(Task objective) All the entries need to be quoted exactly, apart from the pictures, which you should drop.

(Collected data)
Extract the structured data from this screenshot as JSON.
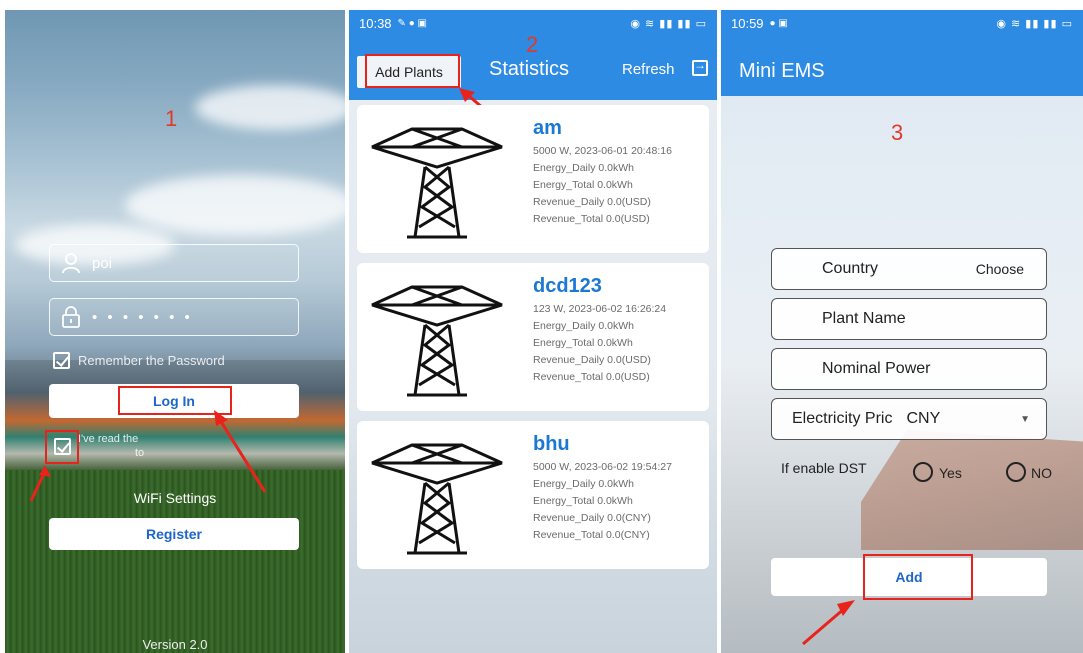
{
  "panel1": {
    "step": "1",
    "username_value": "poi",
    "password_mask": "• • • • • • •",
    "remember_label": "Remember the Password",
    "login_label": "Log In",
    "terms_prefix": "I've read the",
    "terms_to": "to",
    "wifi_label": "WiFi Settings",
    "register_label": "Register",
    "version": "Version 2.0",
    "icons": [
      "user-icon",
      "lock-icon",
      "checkbox-icon"
    ]
  },
  "panel2": {
    "step": "2",
    "status_time": "10:38",
    "add_plants_label": "Add Plants",
    "title": "Statistics",
    "refresh_label": "Refresh",
    "plants": [
      {
        "name": "am",
        "power_date": "5000 W, 2023-06-01 20:48:16",
        "energy_daily": "Energy_Daily    0.0kWh",
        "energy_total": "Energy_Total    0.0kWh",
        "revenue_daily": "Revenue_Daily 0.0(USD)",
        "revenue_total": "Revenue_Total 0.0(USD)"
      },
      {
        "name": "dcd123",
        "power_date": "123 W, 2023-06-02 16:26:24",
        "energy_daily": "Energy_Daily    0.0kWh",
        "energy_total": "Energy_Total    0.0kWh",
        "revenue_daily": "Revenue_Daily 0.0(USD)",
        "revenue_total": "Revenue_Total 0.0(USD)"
      },
      {
        "name": "bhu",
        "power_date": "5000 W, 2023-06-02 19:54:27",
        "energy_daily": "Energy_Daily    0.0kWh",
        "energy_total": "Energy_Total    0.0kWh",
        "revenue_daily": "Revenue_Daily 0.0(CNY)",
        "revenue_total": "Revenue_Total 0.0(CNY)"
      }
    ]
  },
  "panel3": {
    "step": "3",
    "status_time": "10:59",
    "title": "Mini EMS",
    "country_label": "Country",
    "country_value": "Choose",
    "plant_name_placeholder": "Plant Name",
    "nominal_power_placeholder": "Nominal Power",
    "electricity_price_label": "Electricity Pric",
    "currency_value": "CNY",
    "dst_label": "If enable DST",
    "dst_yes": "Yes",
    "dst_no": "NO",
    "add_label": "Add"
  },
  "colors": {
    "accent": "#2e8be3",
    "highlight": "#e8231b",
    "plant_name": "#1b78d4"
  }
}
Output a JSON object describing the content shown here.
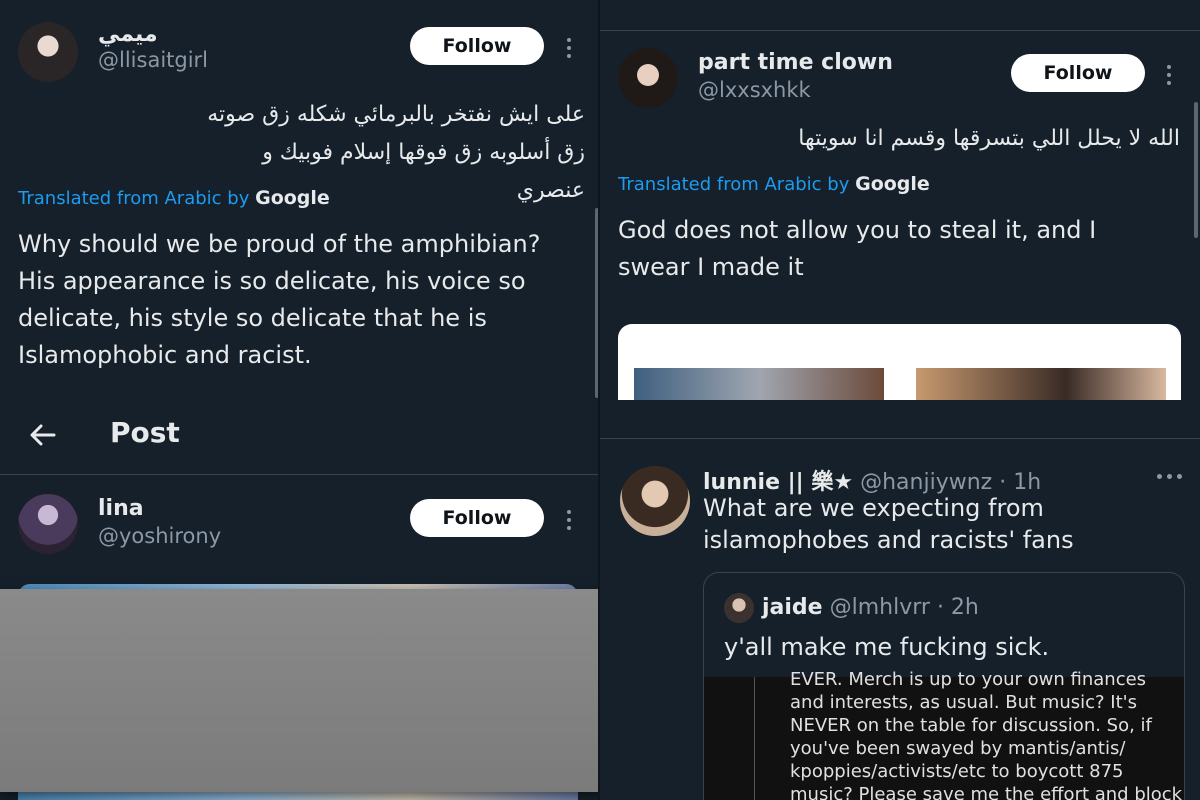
{
  "tweet1": {
    "name": "ميمي",
    "handle": "@llisaitgirl",
    "follow": "Follow",
    "arabic": "على ايش نفتخر بالبرمائي شكله زق صوته زق أسلوبه زق فوقها إسلام فوبيك و عنصري",
    "translated_prefix": "Translated from Arabic by",
    "translated_brand": "Google",
    "english": "Why should we be proud of the amphibian? His appearance is so delicate, his voice so delicate, his style so delicate that he is Islamophobic and racist."
  },
  "header": {
    "title": "Post"
  },
  "tweet2": {
    "name": "lina",
    "handle": "@yoshirony",
    "follow": "Follow"
  },
  "tweet3": {
    "name": "part time clown",
    "handle": "@lxxsxhkk",
    "follow": "Follow",
    "arabic": "الله لا يحلل اللي بتسرقها وقسم انا سويتها",
    "translated_prefix": "Translated from Arabic by",
    "translated_brand": "Google",
    "english": "God does not allow you to steal it, and I swear I made it"
  },
  "tweet4": {
    "name": "lunnie || 樂★",
    "handle": "@hanjiywnz",
    "time": "· 1h",
    "text": "What are we expecting from islamophobes and racists' fans",
    "quote": {
      "name": "jaide",
      "handle": "@lmhlvrr",
      "time": "· 2h",
      "text": "y'all make me fucking sick.",
      "image_lines": [
        "EVER. Merch is up to your own finances",
        "and interests, as usual. But music? It's",
        "NEVER on the table for discussion. So, if",
        "you've been swayed by mantis/antis/",
        "kpoppies/activists/etc to boycott 875",
        "music? Please save me the effort and block"
      ]
    }
  },
  "colors": {
    "background": "#15202b",
    "link": "#1d9bf0",
    "secondary": "#8b98a5",
    "follow_bg": "#ffffff"
  }
}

(Output)
Extract the structured data from this screenshot as JSON.
{
  "panel1": {
    "step": "1",
    "username_value": "poi",
    "password_mask": "• • • • • • •",
    "remember_label": "Remember the Password",
    "login_label": "Log In",
    "terms_prefix": "I've read the",
    "terms_to": "to",
    "wifi_label": "WiFi Settings",
    "register_label": "Register",
    "version": "Version 2.0",
    "icons": [
      "user-icon",
      "lock-icon",
      "checkbox-icon"
    ]
  },
  "panel2": {
    "step": "2",
    "status_time": "10:38",
    "add_plants_label": "Add Plants",
    "title": "Statistics",
    "refresh_label": "Refresh",
    "plants": [
      {
        "name": "am",
        "power_date": "5000 W, 2023-06-01 20:48:16",
        "energy_daily": "Energy_Daily    0.0kWh",
        "energy_total": "Energy_Total    0.0kWh",
        "revenue_daily": "Revenue_Daily 0.0(USD)",
        "revenue_total": "Revenue_Total 0.0(USD)"
      },
      {
        "name": "dcd123",
        "power_date": "123 W, 2023-06-02 16:26:24",
        "energy_daily": "Energy_Daily    0.0kWh",
        "energy_total": "Energy_Total    0.0kWh",
        "revenue_daily": "Revenue_Daily 0.0(USD)",
        "revenue_total": "Revenue_Total 0.0(USD)"
      },
      {
        "name": "bhu",
        "power_date": "5000 W, 2023-06-02 19:54:27",
        "energy_daily": "Energy_Daily    0.0kWh",
        "energy_total": "Energy_Total    0.0kWh",
        "revenue_daily": "Revenue_Daily 0.0(CNY)",
        "revenue_total": "Revenue_Total 0.0(CNY)"
      }
    ]
  },
  "panel3": {
    "step": "3",
    "status_time": "10:59",
    "title": "Mini EMS",
    "country_label": "Country",
    "country_value": "Choose",
    "plant_name_placeholder": "Plant Name",
    "nominal_power_placeholder": "Nominal Power",
    "electricity_price_label": "Electricity Pric",
    "currency_value": "CNY",
    "dst_label": "If enable DST",
    "dst_yes": "Yes",
    "dst_no": "NO",
    "add_label": "Add"
  },
  "colors": {
    "accent": "#2e8be3",
    "highlight": "#e8231b",
    "plant_name": "#1b78d4"
  }
}
Output a JSON object describing the content shown here.
{
  "tweet1": {
    "name": "ميمي",
    "handle": "@llisaitgirl",
    "follow": "Follow",
    "arabic": "على ايش نفتخر بالبرمائي شكله زق صوته زق أسلوبه زق فوقها إسلام فوبيك و عنصري",
    "translated_prefix": "Translated from Arabic by",
    "translated_brand": "Google",
    "english": "Why should we be proud of the amphibian? His appearance is so delicate, his voice so delicate, his style so delicate that he is Islamophobic and racist."
  },
  "header": {
    "title": "Post"
  },
  "tweet2": {
    "name": "lina",
    "handle": "@yoshirony",
    "follow": "Follow"
  },
  "tweet3": {
    "name": "part time clown",
    "handle": "@lxxsxhkk",
    "follow": "Follow",
    "arabic": "الله لا يحلل اللي بتسرقها وقسم انا سويتها",
    "translated_prefix": "Translated from Arabic by",
    "translated_brand": "Google",
    "english": "God does not allow you to steal it, and I swear I made it"
  },
  "tweet4": {
    "name": "lunnie || 樂★",
    "handle": "@hanjiywnz",
    "time": "· 1h",
    "text": "What are we expecting from islamophobes and racists' fans",
    "quote": {
      "name": "jaide",
      "handle": "@lmhlvrr",
      "time": "· 2h",
      "text": "y'all make me fucking sick.",
      "image_lines": [
        "EVER. Merch is up to your own finances",
        "and interests, as usual. But music? It's",
        "NEVER on the table for discussion. So, if",
        "you've been swayed by mantis/antis/",
        "kpoppies/activists/etc to boycott 875",
        "music? Please save me the effort and block"
      ]
    }
  },
  "colors": {
    "background": "#15202b",
    "link": "#1d9bf0",
    "secondary": "#8b98a5",
    "follow_bg": "#ffffff"
  }
}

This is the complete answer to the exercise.